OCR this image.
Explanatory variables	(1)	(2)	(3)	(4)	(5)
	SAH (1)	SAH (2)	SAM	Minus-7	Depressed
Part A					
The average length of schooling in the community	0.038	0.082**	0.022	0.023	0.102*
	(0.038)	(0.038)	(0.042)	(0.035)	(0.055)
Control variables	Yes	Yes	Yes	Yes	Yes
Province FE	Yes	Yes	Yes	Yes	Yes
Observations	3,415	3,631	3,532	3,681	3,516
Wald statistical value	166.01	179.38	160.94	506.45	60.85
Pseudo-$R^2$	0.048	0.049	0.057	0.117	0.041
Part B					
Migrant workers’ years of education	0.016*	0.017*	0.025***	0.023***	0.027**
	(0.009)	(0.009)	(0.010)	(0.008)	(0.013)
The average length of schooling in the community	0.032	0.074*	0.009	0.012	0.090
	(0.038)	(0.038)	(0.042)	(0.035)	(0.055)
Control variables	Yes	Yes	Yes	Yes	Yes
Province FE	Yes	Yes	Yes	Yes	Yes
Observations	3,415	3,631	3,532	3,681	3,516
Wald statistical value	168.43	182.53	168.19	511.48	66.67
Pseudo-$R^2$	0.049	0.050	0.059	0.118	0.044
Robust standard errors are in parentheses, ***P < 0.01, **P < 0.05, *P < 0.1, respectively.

━━━━━━━━

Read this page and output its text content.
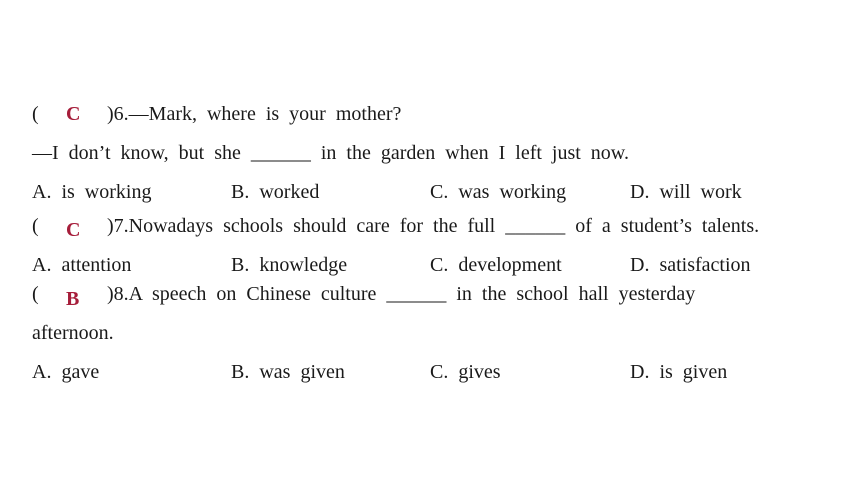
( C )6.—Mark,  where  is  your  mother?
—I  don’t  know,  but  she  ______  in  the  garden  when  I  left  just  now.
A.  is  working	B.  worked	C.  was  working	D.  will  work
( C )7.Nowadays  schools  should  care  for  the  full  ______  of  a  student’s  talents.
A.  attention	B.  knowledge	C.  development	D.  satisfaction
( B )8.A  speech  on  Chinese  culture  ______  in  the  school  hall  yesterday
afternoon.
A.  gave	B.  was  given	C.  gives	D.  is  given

━━━━━━━━

Short exercise: Take every line containing the word "statistical" and copy it.

Result of the task:
Wald statistical value	166.01	179.38	160.94	506.45	60.85
Wald statistical value	168.43	182.53	168.19	511.48	66.67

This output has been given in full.